**Task directions**
Determine how many lines of the material hold the string "JSON" and reply with only that number.

(Entries taken from a collection)
....
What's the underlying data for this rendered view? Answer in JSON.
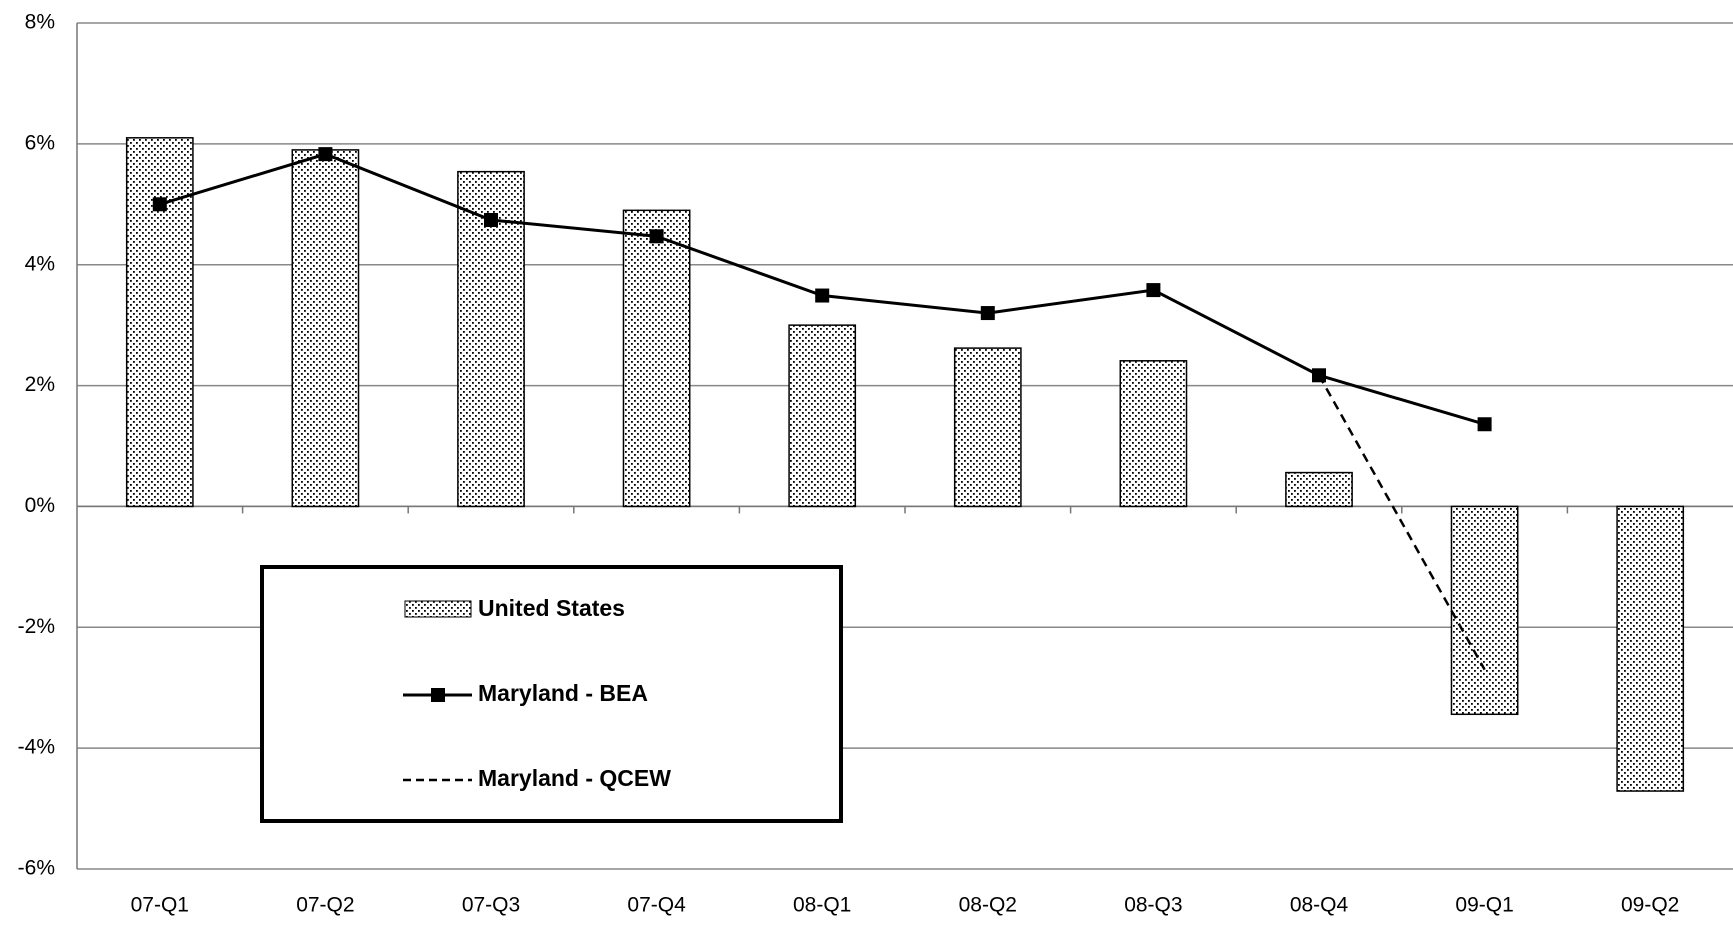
{
  "chart_data": {
    "type": "bar-line",
    "categories": [
      "07-Q1",
      "07-Q2",
      "07-Q3",
      "07-Q4",
      "08-Q1",
      "08-Q2",
      "08-Q3",
      "08-Q4",
      "09-Q1",
      "09-Q2"
    ],
    "series": [
      {
        "name": "United States",
        "type": "bar",
        "color": "#000000",
        "values": [
          6.1,
          5.9,
          5.54,
          4.9,
          3.0,
          2.62,
          2.41,
          0.56,
          -3.44,
          -4.71
        ]
      },
      {
        "name": "Maryland - BEA",
        "type": "line",
        "color": "#000000",
        "values": [
          5.0,
          5.83,
          4.74,
          4.47,
          3.49,
          3.2,
          3.58,
          2.17,
          1.36,
          null
        ]
      },
      {
        "name": "Maryland - QCEW",
        "type": "dashed-line",
        "color": "#000000",
        "values": [
          null,
          null,
          null,
          null,
          null,
          null,
          null,
          2.17,
          -2.7,
          null
        ]
      }
    ],
    "ylim": [
      -6,
      8
    ],
    "yticks": [
      {
        "value": -6,
        "label": "-6%"
      },
      {
        "value": -4,
        "label": "-4%"
      },
      {
        "value": -2,
        "label": "-2%"
      },
      {
        "value": 0,
        "label": "0%"
      },
      {
        "value": 2,
        "label": "2%"
      },
      {
        "value": 4,
        "label": "4%"
      },
      {
        "value": 6,
        "label": "6%"
      },
      {
        "value": 8,
        "label": "8%"
      }
    ],
    "grid": true
  }
}
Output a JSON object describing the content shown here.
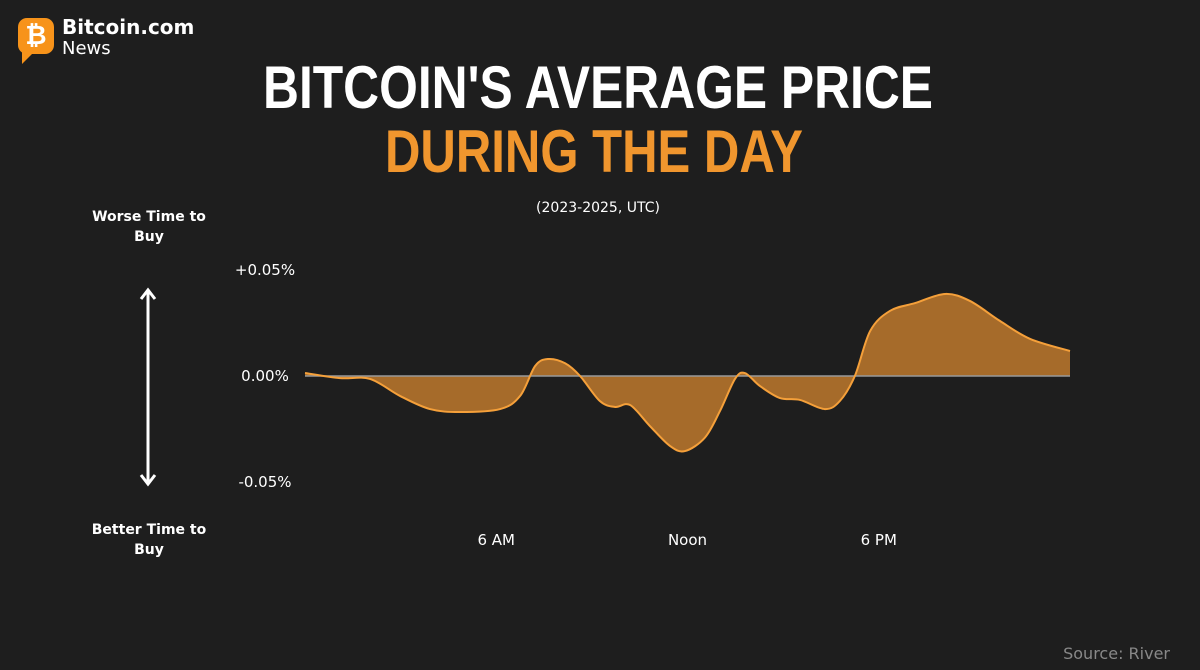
{
  "brand": {
    "name": "Bitcoin.com",
    "sub": "News"
  },
  "chart_data": {
    "type": "area",
    "title": "BITCOIN'S AVERAGE PRICE",
    "title_line2": "DURING THE DAY",
    "subtitle": "(2023-2025, UTC)",
    "annotations": [
      "Worse Time to Buy",
      "Better Time to Buy"
    ],
    "source": "Source: River",
    "color": "#f5a03a",
    "fill": "#a66b2a",
    "x": [
      0,
      1.1,
      2.04,
      2.98,
      3.92,
      4.86,
      6.12,
      6.75,
      7.22,
      7.62,
      8.16,
      8.63,
      9.25,
      9.73,
      10.2,
      10.82,
      11.45,
      11.92,
      12.55,
      13.02,
      13.49,
      13.8,
      14.27,
      14.9,
      15.53,
      16.31,
      16.78,
      17.25,
      17.73,
      18.35,
      19.14,
      20.08,
      20.86,
      21.8,
      22.75,
      24
    ],
    "values": [
      0.0014,
      -0.001,
      -0.0014,
      -0.0094,
      -0.0156,
      -0.017,
      -0.0156,
      -0.0094,
      0.0047,
      0.008,
      0.006,
      0,
      -0.0118,
      -0.0146,
      -0.0137,
      -0.0236,
      -0.033,
      -0.0354,
      -0.029,
      -0.0165,
      -0.0014,
      0.0014,
      -0.0047,
      -0.0104,
      -0.0113,
      -0.0156,
      -0.0118,
      0,
      0.0212,
      0.0307,
      0.0344,
      0.0387,
      0.0354,
      0.026,
      0.0175,
      0.0118
    ],
    "xlim": [
      0,
      24
    ],
    "xticks": [
      {
        "value": 6,
        "label": "6 AM"
      },
      {
        "value": 12,
        "label": "Noon"
      },
      {
        "value": 18,
        "label": "6 PM"
      }
    ],
    "ylim": [
      -0.05,
      0.05
    ],
    "yticks": [
      {
        "value": 0.05,
        "label": "+0.05%"
      },
      {
        "value": 0,
        "label": "0.00%"
      },
      {
        "value": -0.05,
        "label": "-0.05%"
      }
    ]
  }
}
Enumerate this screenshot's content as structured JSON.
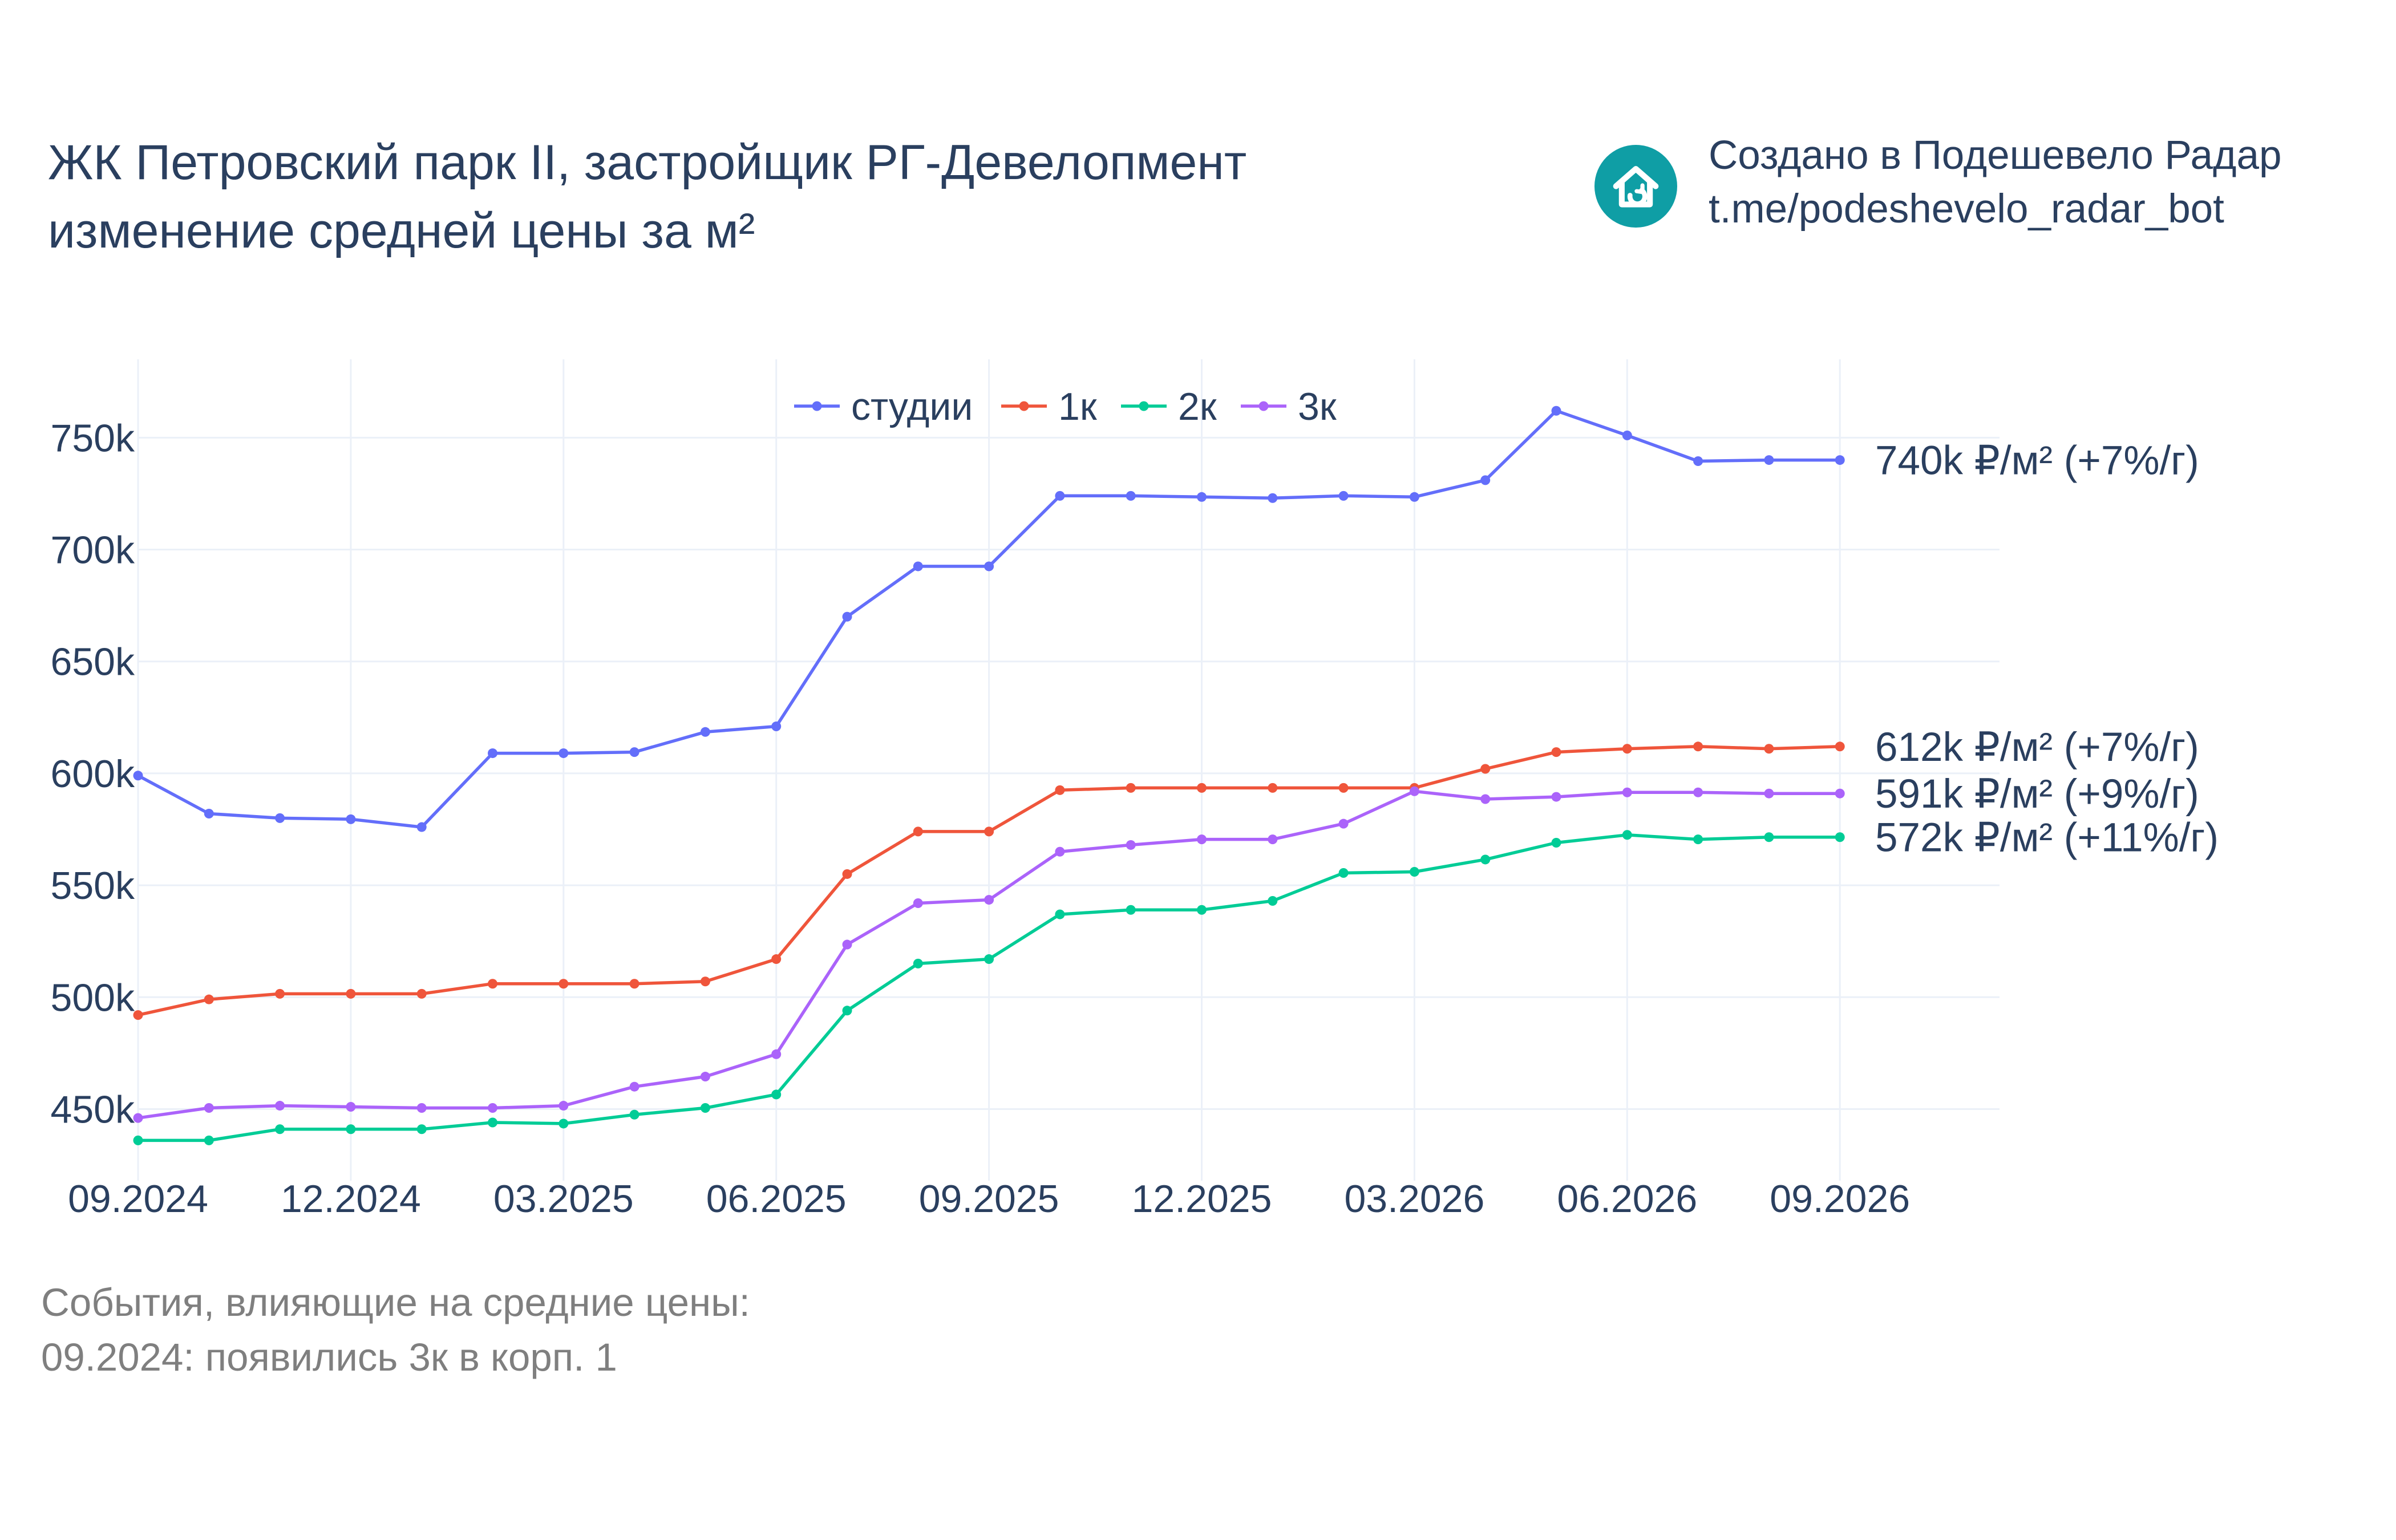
{
  "header": {
    "title_line1": "ЖК Петровский парк II, застройщик РГ-Девелопмент",
    "title_line2": "изменение средней цены за м²",
    "credit_line1": "Создано в Подешевело Радар",
    "credit_line2": "t.me/podeshevelo_radar_bot",
    "credit_icon": "house-icon",
    "credit_icon_color": "#0f9ea5"
  },
  "notes": {
    "heading": "События, влияющие на средние цены:",
    "items": [
      "09.2024: появились 3к в корп. 1"
    ]
  },
  "chart_data": {
    "type": "line",
    "title": "изменение средней цены за м²",
    "x": [
      "09.2024",
      "10.2024",
      "11.2024",
      "12.2024",
      "01.2025",
      "02.2025",
      "03.2025",
      "04.2025",
      "05.2025",
      "06.2025",
      "07.2025",
      "08.2025",
      "09.2025",
      "10.2025",
      "11.2025",
      "12.2025",
      "01.2026",
      "02.2026",
      "03.2026",
      "04.2026",
      "05.2026",
      "06.2026",
      "07.2026",
      "08.2026",
      "09.2026"
    ],
    "x_tick_labels": [
      "09.2024",
      "12.2024",
      "03.2025",
      "06.2025",
      "09.2025",
      "12.2025",
      "03.2026",
      "06.2026",
      "09.2026"
    ],
    "y_tick_values": [
      450000,
      500000,
      550000,
      600000,
      650000,
      700000,
      750000
    ],
    "y_tick_labels": [
      "450k",
      "500k",
      "550k",
      "600k",
      "650k",
      "700k",
      "750k"
    ],
    "ylim": [
      418000,
      785000
    ],
    "grid": true,
    "legend_position": "top-center",
    "series": [
      {
        "name": "студии",
        "color": "#636efa",
        "values": [
          599000,
          582000,
          580000,
          579500,
          576000,
          609000,
          609000,
          609500,
          618500,
          621000,
          670000,
          692500,
          692500,
          724000,
          724000,
          723500,
          723000,
          724000,
          723500,
          731000,
          762000,
          751000,
          739500,
          740000,
          740000
        ],
        "end_label": "740k ₽/м² (+7%/г)"
      },
      {
        "name": "1к",
        "color": "#ef553b",
        "values": [
          492000,
          499000,
          501500,
          501500,
          501500,
          506000,
          506000,
          506000,
          507000,
          517000,
          555000,
          574000,
          574000,
          592500,
          593500,
          593500,
          593500,
          593500,
          593500,
          602000,
          609500,
          611000,
          612000,
          611000,
          612000
        ],
        "end_label": "612k ₽/м² (+7%/г)"
      },
      {
        "name": "2к",
        "color": "#00cc96",
        "values": [
          436000,
          436000,
          441000,
          441000,
          441000,
          444000,
          443500,
          447500,
          450500,
          456500,
          494000,
          515000,
          517000,
          537000,
          539000,
          539000,
          543000,
          555500,
          556000,
          561500,
          569000,
          572500,
          570500,
          571500,
          571500
        ],
        "end_label": "572k ₽/м² (+11%/г)"
      },
      {
        "name": "3к",
        "color": "#ab63fa",
        "values": [
          446000,
          450500,
          451500,
          451000,
          450500,
          450500,
          451500,
          460000,
          464500,
          474500,
          523500,
          542000,
          543500,
          565000,
          568000,
          570500,
          570500,
          577500,
          592000,
          588500,
          589500,
          591500,
          591500,
          591000,
          591000
        ],
        "end_label": "591k ₽/м² (+9%/г)"
      }
    ]
  }
}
....
**Answer for the task**
3